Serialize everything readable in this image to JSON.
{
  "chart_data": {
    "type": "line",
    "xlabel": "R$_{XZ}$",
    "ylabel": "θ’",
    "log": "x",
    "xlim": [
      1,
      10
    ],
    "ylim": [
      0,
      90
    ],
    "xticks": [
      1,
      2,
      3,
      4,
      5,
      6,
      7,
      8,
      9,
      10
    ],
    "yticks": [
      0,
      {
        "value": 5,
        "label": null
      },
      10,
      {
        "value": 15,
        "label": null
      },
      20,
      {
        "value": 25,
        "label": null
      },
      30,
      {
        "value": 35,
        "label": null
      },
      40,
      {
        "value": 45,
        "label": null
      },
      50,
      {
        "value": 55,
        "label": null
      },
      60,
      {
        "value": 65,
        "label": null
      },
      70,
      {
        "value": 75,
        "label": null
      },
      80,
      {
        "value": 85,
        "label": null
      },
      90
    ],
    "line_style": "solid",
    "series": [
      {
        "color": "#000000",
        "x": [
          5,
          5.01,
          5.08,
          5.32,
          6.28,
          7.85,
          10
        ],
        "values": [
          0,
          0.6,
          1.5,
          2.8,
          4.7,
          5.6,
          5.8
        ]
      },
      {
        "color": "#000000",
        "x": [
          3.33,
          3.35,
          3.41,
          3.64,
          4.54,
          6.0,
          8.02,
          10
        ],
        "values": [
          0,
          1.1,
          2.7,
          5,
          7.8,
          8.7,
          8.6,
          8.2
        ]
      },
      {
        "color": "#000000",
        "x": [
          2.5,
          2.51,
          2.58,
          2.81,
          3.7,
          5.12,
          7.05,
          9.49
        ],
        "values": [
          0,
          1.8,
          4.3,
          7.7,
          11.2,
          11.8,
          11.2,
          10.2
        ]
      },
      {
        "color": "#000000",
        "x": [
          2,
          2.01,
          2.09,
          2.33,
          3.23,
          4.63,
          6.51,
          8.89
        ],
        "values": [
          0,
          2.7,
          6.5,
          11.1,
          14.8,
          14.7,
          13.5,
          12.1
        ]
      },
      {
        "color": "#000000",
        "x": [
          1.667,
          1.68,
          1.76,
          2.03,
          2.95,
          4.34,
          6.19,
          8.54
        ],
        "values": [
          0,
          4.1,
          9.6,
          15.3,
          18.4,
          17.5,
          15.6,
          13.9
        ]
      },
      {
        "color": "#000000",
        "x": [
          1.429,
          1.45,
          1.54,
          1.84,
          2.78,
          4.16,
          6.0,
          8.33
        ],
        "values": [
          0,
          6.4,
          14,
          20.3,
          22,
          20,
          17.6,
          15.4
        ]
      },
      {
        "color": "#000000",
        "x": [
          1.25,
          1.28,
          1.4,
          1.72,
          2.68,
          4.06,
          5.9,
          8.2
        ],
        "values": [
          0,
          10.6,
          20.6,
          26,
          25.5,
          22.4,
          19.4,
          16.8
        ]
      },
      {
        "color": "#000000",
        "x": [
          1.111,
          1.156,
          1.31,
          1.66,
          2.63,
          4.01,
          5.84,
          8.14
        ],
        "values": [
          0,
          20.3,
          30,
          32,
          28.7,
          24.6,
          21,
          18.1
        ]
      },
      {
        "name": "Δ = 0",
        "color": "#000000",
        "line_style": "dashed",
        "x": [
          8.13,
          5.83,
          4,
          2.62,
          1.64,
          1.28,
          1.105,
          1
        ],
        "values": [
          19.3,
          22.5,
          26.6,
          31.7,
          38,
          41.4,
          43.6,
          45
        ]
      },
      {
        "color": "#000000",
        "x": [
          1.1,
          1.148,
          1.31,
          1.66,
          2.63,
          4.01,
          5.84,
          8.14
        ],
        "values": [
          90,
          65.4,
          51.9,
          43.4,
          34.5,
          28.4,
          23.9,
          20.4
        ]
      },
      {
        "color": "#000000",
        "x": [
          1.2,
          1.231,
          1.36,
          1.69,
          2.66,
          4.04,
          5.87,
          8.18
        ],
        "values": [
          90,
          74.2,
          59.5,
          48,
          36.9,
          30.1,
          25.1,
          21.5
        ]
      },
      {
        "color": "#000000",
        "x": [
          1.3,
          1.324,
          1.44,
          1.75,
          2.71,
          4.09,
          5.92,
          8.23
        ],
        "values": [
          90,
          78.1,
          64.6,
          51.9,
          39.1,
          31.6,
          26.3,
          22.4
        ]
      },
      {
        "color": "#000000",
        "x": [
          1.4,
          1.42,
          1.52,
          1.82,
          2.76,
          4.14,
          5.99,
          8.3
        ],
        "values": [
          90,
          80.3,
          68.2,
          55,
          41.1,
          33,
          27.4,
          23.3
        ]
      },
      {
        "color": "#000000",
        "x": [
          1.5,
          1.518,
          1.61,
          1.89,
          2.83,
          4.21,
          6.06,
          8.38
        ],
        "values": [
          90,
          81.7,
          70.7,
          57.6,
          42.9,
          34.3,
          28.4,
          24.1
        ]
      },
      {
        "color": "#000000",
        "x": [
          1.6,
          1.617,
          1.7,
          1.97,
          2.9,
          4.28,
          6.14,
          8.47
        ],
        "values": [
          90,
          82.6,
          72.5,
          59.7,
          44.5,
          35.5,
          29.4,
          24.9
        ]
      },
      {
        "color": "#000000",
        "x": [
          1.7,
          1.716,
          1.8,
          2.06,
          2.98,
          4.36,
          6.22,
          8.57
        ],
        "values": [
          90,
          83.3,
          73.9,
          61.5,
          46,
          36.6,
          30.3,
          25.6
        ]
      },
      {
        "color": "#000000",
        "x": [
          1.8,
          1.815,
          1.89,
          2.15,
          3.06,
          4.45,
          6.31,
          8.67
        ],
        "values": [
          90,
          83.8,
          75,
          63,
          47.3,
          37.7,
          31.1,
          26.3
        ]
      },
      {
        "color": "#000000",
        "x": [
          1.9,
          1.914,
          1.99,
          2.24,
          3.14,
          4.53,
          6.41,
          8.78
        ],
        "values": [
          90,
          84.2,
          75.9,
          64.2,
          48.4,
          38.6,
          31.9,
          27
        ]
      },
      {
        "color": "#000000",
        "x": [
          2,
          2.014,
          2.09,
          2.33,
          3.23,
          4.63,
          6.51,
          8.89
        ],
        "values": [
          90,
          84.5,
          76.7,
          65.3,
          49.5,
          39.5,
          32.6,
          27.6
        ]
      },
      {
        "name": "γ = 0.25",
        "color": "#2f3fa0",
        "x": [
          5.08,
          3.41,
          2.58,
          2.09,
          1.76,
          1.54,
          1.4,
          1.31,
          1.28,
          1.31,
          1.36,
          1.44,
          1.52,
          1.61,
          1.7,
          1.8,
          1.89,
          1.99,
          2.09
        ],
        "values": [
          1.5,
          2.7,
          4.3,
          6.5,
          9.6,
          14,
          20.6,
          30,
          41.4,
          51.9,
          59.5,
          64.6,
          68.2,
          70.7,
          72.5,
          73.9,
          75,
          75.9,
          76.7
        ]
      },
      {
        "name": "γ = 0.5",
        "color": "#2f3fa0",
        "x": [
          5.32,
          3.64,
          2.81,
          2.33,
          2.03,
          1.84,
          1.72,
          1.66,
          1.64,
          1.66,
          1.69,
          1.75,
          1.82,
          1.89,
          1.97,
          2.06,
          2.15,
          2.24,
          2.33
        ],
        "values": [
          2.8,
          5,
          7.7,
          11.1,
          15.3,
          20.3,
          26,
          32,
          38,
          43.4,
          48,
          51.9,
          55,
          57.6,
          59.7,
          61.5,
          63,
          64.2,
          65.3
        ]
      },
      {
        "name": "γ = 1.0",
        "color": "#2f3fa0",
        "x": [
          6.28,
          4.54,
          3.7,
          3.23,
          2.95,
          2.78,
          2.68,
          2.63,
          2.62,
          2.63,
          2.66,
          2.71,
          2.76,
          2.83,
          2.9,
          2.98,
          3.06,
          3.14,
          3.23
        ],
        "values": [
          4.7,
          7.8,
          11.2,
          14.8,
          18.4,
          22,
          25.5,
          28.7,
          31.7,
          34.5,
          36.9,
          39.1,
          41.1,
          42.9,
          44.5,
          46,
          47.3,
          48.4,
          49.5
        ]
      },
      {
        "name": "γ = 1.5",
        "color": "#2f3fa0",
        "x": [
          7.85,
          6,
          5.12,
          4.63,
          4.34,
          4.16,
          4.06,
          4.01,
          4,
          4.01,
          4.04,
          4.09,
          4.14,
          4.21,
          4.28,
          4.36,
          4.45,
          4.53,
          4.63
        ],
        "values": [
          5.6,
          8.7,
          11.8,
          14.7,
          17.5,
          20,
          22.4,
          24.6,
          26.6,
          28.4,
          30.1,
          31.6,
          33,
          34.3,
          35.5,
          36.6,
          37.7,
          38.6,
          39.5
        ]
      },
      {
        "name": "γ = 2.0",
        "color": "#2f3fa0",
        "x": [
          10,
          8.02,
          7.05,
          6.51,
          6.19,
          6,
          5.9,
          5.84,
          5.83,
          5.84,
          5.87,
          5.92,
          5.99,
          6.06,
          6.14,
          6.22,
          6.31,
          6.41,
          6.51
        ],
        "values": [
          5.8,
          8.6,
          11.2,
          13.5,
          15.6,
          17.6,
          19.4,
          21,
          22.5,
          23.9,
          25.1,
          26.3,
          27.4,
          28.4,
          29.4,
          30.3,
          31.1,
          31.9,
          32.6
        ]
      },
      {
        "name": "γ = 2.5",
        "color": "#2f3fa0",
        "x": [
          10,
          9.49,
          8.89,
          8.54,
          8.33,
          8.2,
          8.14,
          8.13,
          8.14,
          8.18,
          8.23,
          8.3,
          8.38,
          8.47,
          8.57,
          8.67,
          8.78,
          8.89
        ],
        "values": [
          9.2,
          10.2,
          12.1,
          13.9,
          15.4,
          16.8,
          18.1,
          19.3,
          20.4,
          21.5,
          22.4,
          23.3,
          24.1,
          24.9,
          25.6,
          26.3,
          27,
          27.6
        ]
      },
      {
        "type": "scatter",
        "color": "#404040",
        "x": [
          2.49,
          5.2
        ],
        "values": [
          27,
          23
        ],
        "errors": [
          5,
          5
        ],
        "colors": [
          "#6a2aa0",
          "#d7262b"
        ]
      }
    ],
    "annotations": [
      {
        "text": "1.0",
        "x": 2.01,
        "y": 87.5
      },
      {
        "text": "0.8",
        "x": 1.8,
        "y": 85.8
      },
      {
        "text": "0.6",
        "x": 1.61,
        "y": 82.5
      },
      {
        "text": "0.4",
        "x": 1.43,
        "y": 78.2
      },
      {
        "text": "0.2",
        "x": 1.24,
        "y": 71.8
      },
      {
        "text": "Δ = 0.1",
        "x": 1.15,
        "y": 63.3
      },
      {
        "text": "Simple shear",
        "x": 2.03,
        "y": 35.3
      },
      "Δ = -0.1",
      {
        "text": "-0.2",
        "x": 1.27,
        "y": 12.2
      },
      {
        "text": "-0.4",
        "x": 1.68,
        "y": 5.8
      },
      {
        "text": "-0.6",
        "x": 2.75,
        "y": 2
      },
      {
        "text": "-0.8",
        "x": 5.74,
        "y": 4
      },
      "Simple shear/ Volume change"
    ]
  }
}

# [GIVEN REQUEST]
List each line of the records that holds the string "text".

# [WRITTEN REPLY]
        "text": "1.0",
        "text": "0.8",
        "text": "0.6",
        "text": "0.4",
        "text": "0.2",
        "text": "Δ = 0.1",
        "text": "Simple shear",
        "text": "-0.2",
        "text": "-0.4",
        "text": "-0.6",
        "text": "-0.8",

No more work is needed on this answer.